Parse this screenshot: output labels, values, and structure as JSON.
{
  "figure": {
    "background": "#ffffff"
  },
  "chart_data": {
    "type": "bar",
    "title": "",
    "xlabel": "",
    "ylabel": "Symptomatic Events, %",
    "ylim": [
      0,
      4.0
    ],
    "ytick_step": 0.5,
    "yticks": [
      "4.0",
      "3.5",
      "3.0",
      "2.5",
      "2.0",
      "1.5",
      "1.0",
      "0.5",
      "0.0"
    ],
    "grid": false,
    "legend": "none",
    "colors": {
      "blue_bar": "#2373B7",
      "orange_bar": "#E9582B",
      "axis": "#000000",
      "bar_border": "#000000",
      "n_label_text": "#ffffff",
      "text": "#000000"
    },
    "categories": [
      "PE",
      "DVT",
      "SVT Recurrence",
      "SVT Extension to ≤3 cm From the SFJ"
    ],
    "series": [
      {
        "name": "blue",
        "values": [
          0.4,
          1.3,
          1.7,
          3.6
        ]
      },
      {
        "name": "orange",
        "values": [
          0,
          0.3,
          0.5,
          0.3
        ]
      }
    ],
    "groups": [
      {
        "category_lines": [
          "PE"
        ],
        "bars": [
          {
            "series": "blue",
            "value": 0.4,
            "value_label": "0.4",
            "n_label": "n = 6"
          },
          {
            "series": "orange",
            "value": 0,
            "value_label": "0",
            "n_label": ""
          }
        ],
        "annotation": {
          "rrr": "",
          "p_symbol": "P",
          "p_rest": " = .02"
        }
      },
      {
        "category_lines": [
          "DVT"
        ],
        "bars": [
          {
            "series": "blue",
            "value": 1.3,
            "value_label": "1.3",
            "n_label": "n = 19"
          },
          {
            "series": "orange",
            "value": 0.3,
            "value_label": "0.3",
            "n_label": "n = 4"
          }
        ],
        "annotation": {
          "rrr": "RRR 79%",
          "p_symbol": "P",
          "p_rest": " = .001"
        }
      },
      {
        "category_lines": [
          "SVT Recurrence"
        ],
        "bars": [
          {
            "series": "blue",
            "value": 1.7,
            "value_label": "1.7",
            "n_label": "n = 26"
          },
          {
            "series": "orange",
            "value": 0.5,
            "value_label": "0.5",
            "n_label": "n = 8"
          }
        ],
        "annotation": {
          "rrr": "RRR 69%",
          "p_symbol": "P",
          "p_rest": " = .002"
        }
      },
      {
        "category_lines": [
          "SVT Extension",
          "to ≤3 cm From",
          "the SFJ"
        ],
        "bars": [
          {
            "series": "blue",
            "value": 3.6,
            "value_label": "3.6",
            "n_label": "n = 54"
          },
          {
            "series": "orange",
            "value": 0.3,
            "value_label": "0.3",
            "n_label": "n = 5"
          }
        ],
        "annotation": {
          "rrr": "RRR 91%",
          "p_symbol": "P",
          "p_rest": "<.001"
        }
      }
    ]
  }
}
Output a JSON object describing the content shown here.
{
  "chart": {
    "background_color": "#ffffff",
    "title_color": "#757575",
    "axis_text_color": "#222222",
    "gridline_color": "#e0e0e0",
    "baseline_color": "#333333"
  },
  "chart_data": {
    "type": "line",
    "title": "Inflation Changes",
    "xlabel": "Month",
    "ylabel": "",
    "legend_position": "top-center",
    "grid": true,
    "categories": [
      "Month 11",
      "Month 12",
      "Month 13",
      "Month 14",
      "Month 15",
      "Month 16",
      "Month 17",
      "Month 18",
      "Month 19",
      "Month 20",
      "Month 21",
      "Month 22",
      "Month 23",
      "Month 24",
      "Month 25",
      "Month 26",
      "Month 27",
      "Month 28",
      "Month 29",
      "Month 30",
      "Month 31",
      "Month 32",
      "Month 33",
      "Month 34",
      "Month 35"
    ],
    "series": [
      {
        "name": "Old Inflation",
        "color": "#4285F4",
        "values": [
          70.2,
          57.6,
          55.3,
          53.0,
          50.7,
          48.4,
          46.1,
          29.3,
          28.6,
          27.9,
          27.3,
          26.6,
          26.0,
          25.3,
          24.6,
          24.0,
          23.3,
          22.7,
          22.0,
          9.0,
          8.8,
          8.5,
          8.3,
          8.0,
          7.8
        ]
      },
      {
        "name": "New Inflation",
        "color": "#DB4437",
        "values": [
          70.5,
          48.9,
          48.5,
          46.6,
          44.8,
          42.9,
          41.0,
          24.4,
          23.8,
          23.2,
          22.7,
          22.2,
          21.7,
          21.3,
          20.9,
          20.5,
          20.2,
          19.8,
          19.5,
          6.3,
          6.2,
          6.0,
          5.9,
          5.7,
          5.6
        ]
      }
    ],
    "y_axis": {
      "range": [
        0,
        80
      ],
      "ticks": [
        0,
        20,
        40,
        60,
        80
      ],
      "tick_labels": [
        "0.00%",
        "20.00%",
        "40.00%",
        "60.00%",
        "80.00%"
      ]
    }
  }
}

—————

**WHAT TO PRODUCE**
Quote the data above in full, changing nothing.

**ANSWER TO THE TASK**
Parse this screenshot: output labels, values, and structure as JSON.
{
  "figure": {
    "background": "#ffffff"
  },
  "chart_data": {
    "type": "bar",
    "title": "",
    "xlabel": "",
    "ylabel": "Symptomatic Events, %",
    "ylim": [
      0,
      4.0
    ],
    "ytick_step": 0.5,
    "yticks": [
      "4.0",
      "3.5",
      "3.0",
      "2.5",
      "2.0",
      "1.5",
      "1.0",
      "0.5",
      "0.0"
    ],
    "grid": false,
    "legend": "none",
    "colors": {
      "blue_bar": "#2373B7",
      "orange_bar": "#E9582B",
      "axis": "#000000",
      "bar_border": "#000000",
      "n_label_text": "#ffffff",
      "text": "#000000"
    },
    "categories": [
      "PE",
      "DVT",
      "SVT Recurrence",
      "SVT Extension to ≤3 cm From the SFJ"
    ],
    "series": [
      {
        "name": "blue",
        "values": [
          0.4,
          1.3,
          1.7,
          3.6
        ]
      },
      {
        "name": "orange",
        "values": [
          0,
          0.3,
          0.5,
          0.3
        ]
      }
    ],
    "groups": [
      {
        "category_lines": [
          "PE"
        ],
        "bars": [
          {
            "series": "blue",
            "value": 0.4,
            "value_label": "0.4",
            "n_label": "n = 6"
          },
          {
            "series": "orange",
            "value": 0,
            "value_label": "0",
            "n_label": ""
          }
        ],
        "annotation": {
          "rrr": "",
          "p_symbol": "P",
          "p_rest": " = .02"
        }
      },
      {
        "category_lines": [
          "DVT"
        ],
        "bars": [
          {
            "series": "blue",
            "value": 1.3,
            "value_label": "1.3",
            "n_label": "n = 19"
          },
          {
            "series": "orange",
            "value": 0.3,
            "value_label": "0.3",
            "n_label": "n = 4"
          }
        ],
        "annotation": {
          "rrr": "RRR 79%",
          "p_symbol": "P",
          "p_rest": " = .001"
        }
      },
      {
        "category_lines": [
          "SVT Recurrence"
        ],
        "bars": [
          {
            "series": "blue",
            "value": 1.7,
            "value_label": "1.7",
            "n_label": "n = 26"
          },
          {
            "series": "orange",
            "value": 0.5,
            "value_label": "0.5",
            "n_label": "n = 8"
          }
        ],
        "annotation": {
          "rrr": "RRR 69%",
          "p_symbol": "P",
          "p_rest": " = .002"
        }
      },
      {
        "category_lines": [
          "SVT Extension",
          "to ≤3 cm From",
          "the SFJ"
        ],
        "bars": [
          {
            "series": "blue",
            "value": 3.6,
            "value_label": "3.6",
            "n_label": "n = 54"
          },
          {
            "series": "orange",
            "value": 0.3,
            "value_label": "0.3",
            "n_label": "n = 5"
          }
        ],
        "annotation": {
          "rrr": "RRR 91%",
          "p_symbol": "P",
          "p_rest": "<.001"
        }
      }
    ]
  }
}
Output a JSON object describing the content shown here.
{
  "chart": {
    "background_color": "#ffffff",
    "title_color": "#757575",
    "axis_text_color": "#222222",
    "gridline_color": "#e0e0e0",
    "baseline_color": "#333333"
  },
  "chart_data": {
    "type": "line",
    "title": "Inflation Changes",
    "xlabel": "Month",
    "ylabel": "",
    "legend_position": "top-center",
    "grid": true,
    "categories": [
      "Month 11",
      "Month 12",
      "Month 13",
      "Month 14",
      "Month 15",
      "Month 16",
      "Month 17",
      "Month 18",
      "Month 19",
      "Month 20",
      "Month 21",
      "Month 22",
      "Month 23",
      "Month 24",
      "Month 25",
      "Month 26",
      "Month 27",
      "Month 28",
      "Month 29",
      "Month 30",
      "Month 31",
      "Month 32",
      "Month 33",
      "Month 34",
      "Month 35"
    ],
    "series": [
      {
        "name": "Old Inflation",
        "color": "#4285F4",
        "values": [
          70.2,
          57.6,
          55.3,
          53.0,
          50.7,
          48.4,
          46.1,
          29.3,
          28.6,
          27.9,
          27.3,
          26.6,
          26.0,
          25.3,
          24.6,
          24.0,
          23.3,
          22.7,
          22.0,
          9.0,
          8.8,
          8.5,
          8.3,
          8.0,
          7.8
        ]
      },
      {
        "name": "New Inflation",
        "color": "#DB4437",
        "values": [
          70.5,
          48.9,
          48.5,
          46.6,
          44.8,
          42.9,
          41.0,
          24.4,
          23.8,
          23.2,
          22.7,
          22.2,
          21.7,
          21.3,
          20.9,
          20.5,
          20.2,
          19.8,
          19.5,
          6.3,
          6.2,
          6.0,
          5.9,
          5.7,
          5.6
        ]
      }
    ],
    "y_axis": {
      "range": [
        0,
        80
      ],
      "ticks": [
        0,
        20,
        40,
        60,
        80
      ],
      "tick_labels": [
        "0.00%",
        "20.00%",
        "40.00%",
        "60.00%",
        "80.00%"
      ]
    }
  }
}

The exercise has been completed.